Data entries for graphics:
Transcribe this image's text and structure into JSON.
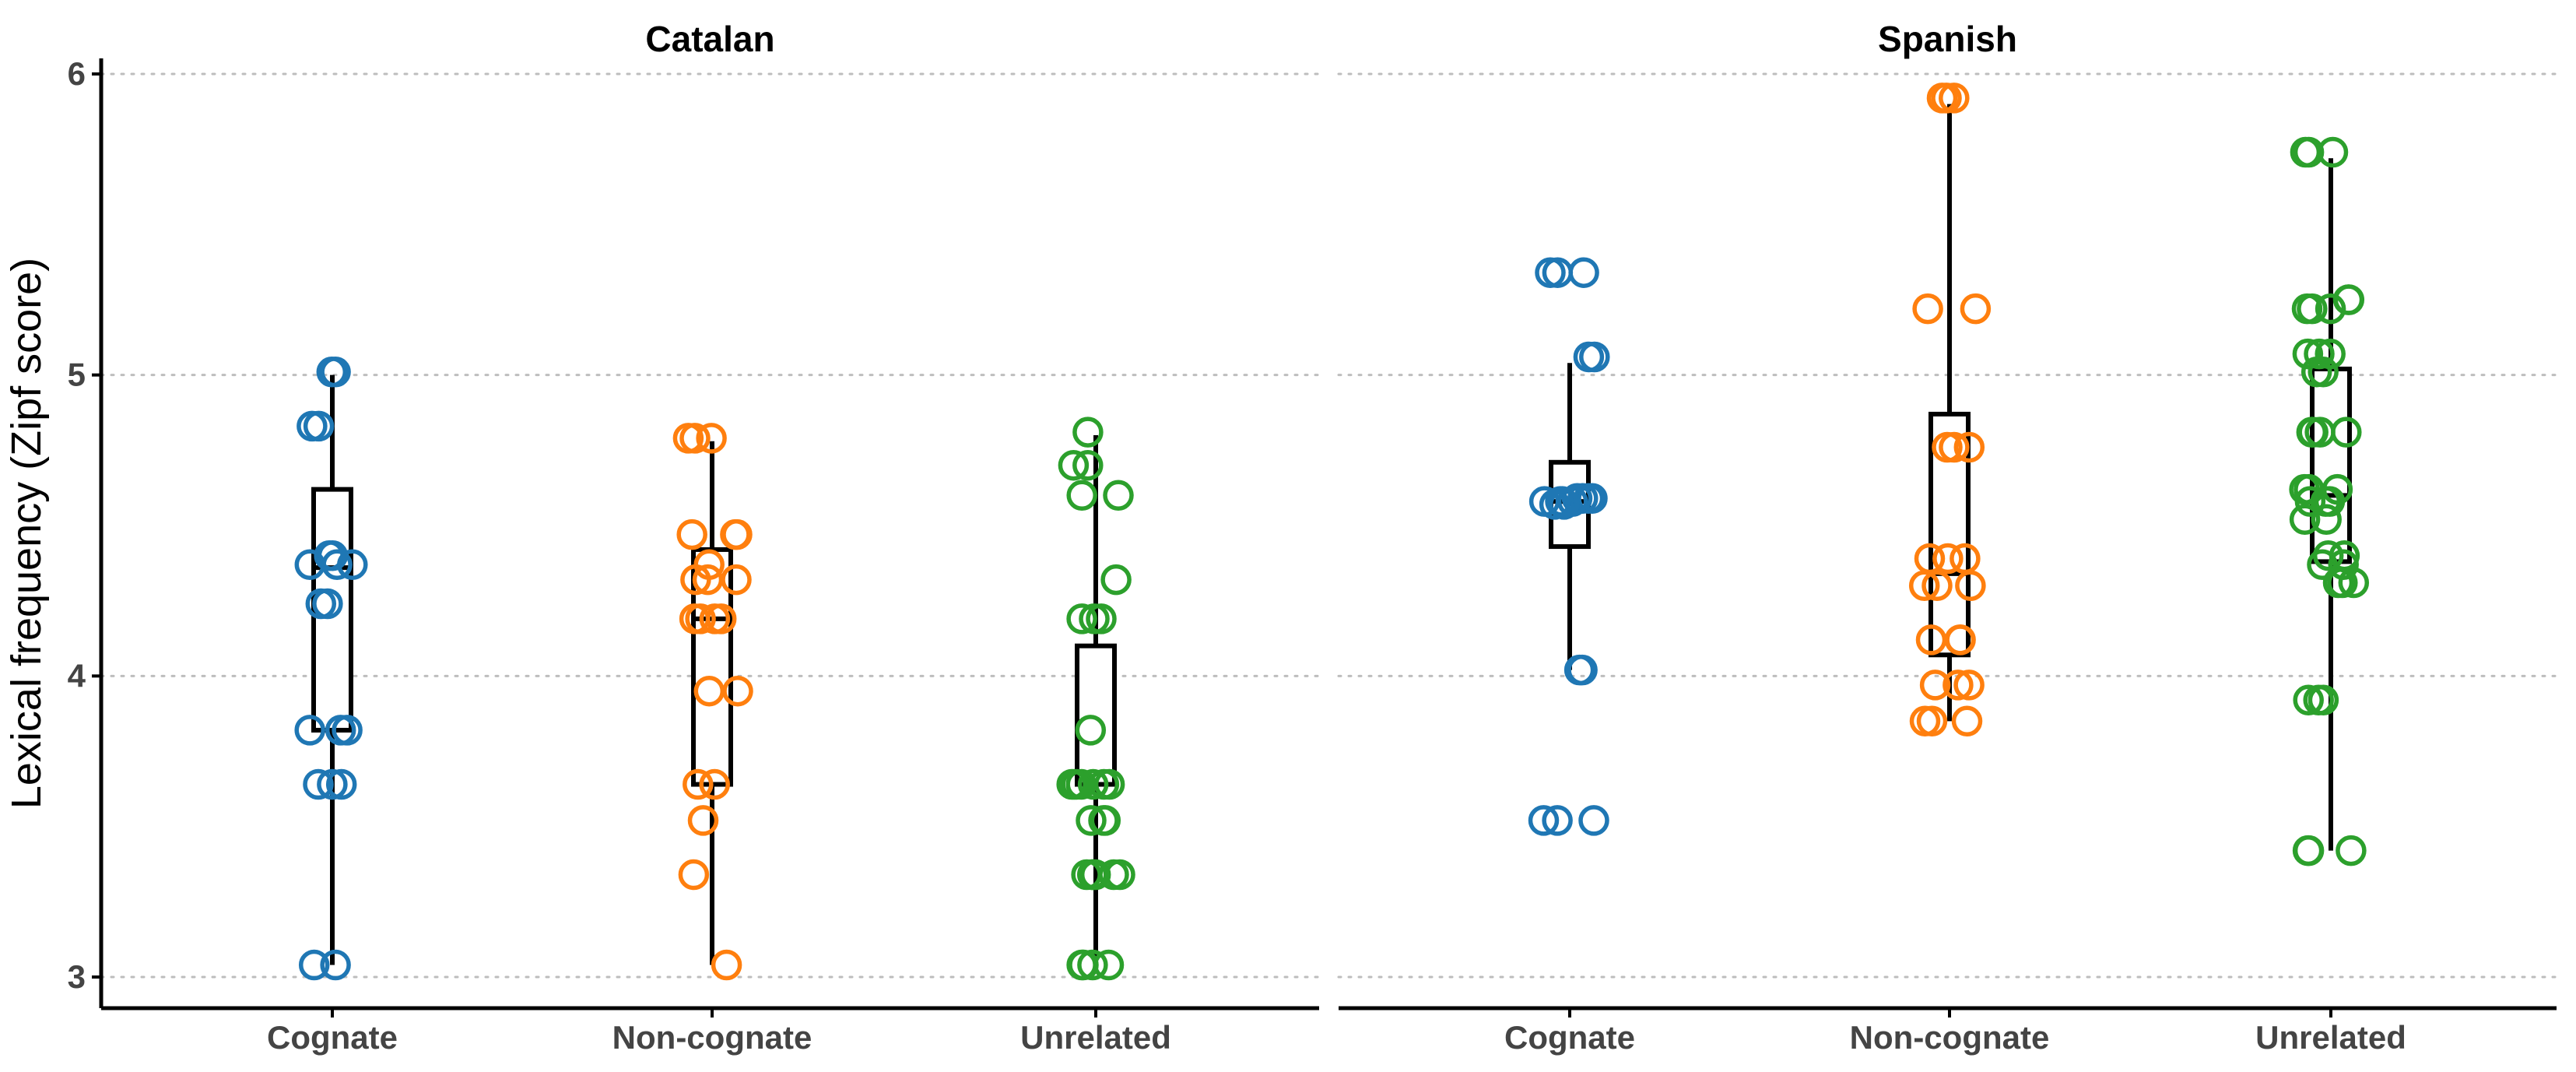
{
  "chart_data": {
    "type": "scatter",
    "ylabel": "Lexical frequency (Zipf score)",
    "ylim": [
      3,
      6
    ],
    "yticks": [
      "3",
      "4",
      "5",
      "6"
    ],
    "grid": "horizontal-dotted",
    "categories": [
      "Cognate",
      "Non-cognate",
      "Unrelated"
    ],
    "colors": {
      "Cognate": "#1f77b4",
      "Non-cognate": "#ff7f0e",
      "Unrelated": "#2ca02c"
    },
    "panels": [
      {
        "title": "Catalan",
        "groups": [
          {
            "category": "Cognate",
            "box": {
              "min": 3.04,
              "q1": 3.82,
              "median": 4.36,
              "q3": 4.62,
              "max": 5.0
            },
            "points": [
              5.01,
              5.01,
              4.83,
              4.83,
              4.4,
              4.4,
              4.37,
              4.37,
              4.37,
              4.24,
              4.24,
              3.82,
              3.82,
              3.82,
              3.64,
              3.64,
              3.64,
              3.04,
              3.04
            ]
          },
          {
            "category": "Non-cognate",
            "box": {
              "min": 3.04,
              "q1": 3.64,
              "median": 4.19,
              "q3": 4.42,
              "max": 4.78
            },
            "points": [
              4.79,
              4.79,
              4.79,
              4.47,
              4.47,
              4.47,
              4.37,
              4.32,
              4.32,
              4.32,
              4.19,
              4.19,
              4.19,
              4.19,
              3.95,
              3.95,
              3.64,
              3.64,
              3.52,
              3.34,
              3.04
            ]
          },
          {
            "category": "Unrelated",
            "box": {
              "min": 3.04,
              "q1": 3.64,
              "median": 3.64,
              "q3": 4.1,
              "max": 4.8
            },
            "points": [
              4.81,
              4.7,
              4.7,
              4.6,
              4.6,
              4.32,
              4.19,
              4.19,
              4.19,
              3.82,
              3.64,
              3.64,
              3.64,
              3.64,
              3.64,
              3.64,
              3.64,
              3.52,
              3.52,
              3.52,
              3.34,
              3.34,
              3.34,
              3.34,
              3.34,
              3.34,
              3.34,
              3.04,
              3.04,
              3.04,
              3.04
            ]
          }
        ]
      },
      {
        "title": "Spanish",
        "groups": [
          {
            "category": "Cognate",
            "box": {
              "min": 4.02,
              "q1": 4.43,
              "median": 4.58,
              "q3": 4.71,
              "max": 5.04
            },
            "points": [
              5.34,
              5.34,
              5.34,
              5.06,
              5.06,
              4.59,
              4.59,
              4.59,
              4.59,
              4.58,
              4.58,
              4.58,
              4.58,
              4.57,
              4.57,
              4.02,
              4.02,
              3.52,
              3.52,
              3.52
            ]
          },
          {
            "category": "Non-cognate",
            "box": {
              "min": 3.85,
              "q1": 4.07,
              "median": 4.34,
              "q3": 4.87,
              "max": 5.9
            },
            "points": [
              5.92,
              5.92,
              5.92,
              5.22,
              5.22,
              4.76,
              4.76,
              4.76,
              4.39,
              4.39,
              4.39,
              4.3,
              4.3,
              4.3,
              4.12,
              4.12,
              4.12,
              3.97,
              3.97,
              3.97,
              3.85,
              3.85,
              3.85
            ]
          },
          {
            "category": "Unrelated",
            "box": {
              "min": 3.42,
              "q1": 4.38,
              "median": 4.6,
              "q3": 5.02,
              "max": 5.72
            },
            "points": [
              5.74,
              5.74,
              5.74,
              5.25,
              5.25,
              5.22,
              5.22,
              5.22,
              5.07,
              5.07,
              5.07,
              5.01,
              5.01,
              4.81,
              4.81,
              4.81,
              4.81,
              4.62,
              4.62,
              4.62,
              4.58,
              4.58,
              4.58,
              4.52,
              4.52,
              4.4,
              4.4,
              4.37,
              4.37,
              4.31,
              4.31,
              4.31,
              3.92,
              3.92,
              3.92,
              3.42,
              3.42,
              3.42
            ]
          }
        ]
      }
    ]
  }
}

Set problem: All of the material above should be reproduced exactly, except the pictures.

Task output:
Transcribe this image's text and structure into JSON.
{
  "chart_data": {
    "type": "scatter",
    "ylabel": "Lexical frequency (Zipf score)",
    "ylim": [
      3,
      6
    ],
    "yticks": [
      "3",
      "4",
      "5",
      "6"
    ],
    "grid": "horizontal-dotted",
    "categories": [
      "Cognate",
      "Non-cognate",
      "Unrelated"
    ],
    "colors": {
      "Cognate": "#1f77b4",
      "Non-cognate": "#ff7f0e",
      "Unrelated": "#2ca02c"
    },
    "panels": [
      {
        "title": "Catalan",
        "groups": [
          {
            "category": "Cognate",
            "box": {
              "min": 3.04,
              "q1": 3.82,
              "median": 4.36,
              "q3": 4.62,
              "max": 5.0
            },
            "points": [
              5.01,
              5.01,
              4.83,
              4.83,
              4.4,
              4.4,
              4.37,
              4.37,
              4.37,
              4.24,
              4.24,
              3.82,
              3.82,
              3.82,
              3.64,
              3.64,
              3.64,
              3.04,
              3.04
            ]
          },
          {
            "category": "Non-cognate",
            "box": {
              "min": 3.04,
              "q1": 3.64,
              "median": 4.19,
              "q3": 4.42,
              "max": 4.78
            },
            "points": [
              4.79,
              4.79,
              4.79,
              4.47,
              4.47,
              4.47,
              4.37,
              4.32,
              4.32,
              4.32,
              4.19,
              4.19,
              4.19,
              4.19,
              3.95,
              3.95,
              3.64,
              3.64,
              3.52,
              3.34,
              3.04
            ]
          },
          {
            "category": "Unrelated",
            "box": {
              "min": 3.04,
              "q1": 3.64,
              "median": 3.64,
              "q3": 4.1,
              "max": 4.8
            },
            "points": [
              4.81,
              4.7,
              4.7,
              4.6,
              4.6,
              4.32,
              4.19,
              4.19,
              4.19,
              3.82,
              3.64,
              3.64,
              3.64,
              3.64,
              3.64,
              3.64,
              3.64,
              3.52,
              3.52,
              3.52,
              3.34,
              3.34,
              3.34,
              3.34,
              3.34,
              3.34,
              3.34,
              3.04,
              3.04,
              3.04,
              3.04
            ]
          }
        ]
      },
      {
        "title": "Spanish",
        "groups": [
          {
            "category": "Cognate",
            "box": {
              "min": 4.02,
              "q1": 4.43,
              "median": 4.58,
              "q3": 4.71,
              "max": 5.04
            },
            "points": [
              5.34,
              5.34,
              5.34,
              5.06,
              5.06,
              4.59,
              4.59,
              4.59,
              4.59,
              4.58,
              4.58,
              4.58,
              4.58,
              4.57,
              4.57,
              4.02,
              4.02,
              3.52,
              3.52,
              3.52
            ]
          },
          {
            "category": "Non-cognate",
            "box": {
              "min": 3.85,
              "q1": 4.07,
              "median": 4.34,
              "q3": 4.87,
              "max": 5.9
            },
            "points": [
              5.92,
              5.92,
              5.92,
              5.22,
              5.22,
              4.76,
              4.76,
              4.76,
              4.39,
              4.39,
              4.39,
              4.3,
              4.3,
              4.3,
              4.12,
              4.12,
              4.12,
              3.97,
              3.97,
              3.97,
              3.85,
              3.85,
              3.85
            ]
          },
          {
            "category": "Unrelated",
            "box": {
              "min": 3.42,
              "q1": 4.38,
              "median": 4.6,
              "q3": 5.02,
              "max": 5.72
            },
            "points": [
              5.74,
              5.74,
              5.74,
              5.25,
              5.25,
              5.22,
              5.22,
              5.22,
              5.07,
              5.07,
              5.07,
              5.01,
              5.01,
              4.81,
              4.81,
              4.81,
              4.81,
              4.62,
              4.62,
              4.62,
              4.58,
              4.58,
              4.58,
              4.52,
              4.52,
              4.4,
              4.4,
              4.37,
              4.37,
              4.31,
              4.31,
              4.31,
              3.92,
              3.92,
              3.92,
              3.42,
              3.42,
              3.42
            ]
          }
        ]
      }
    ]
  }
}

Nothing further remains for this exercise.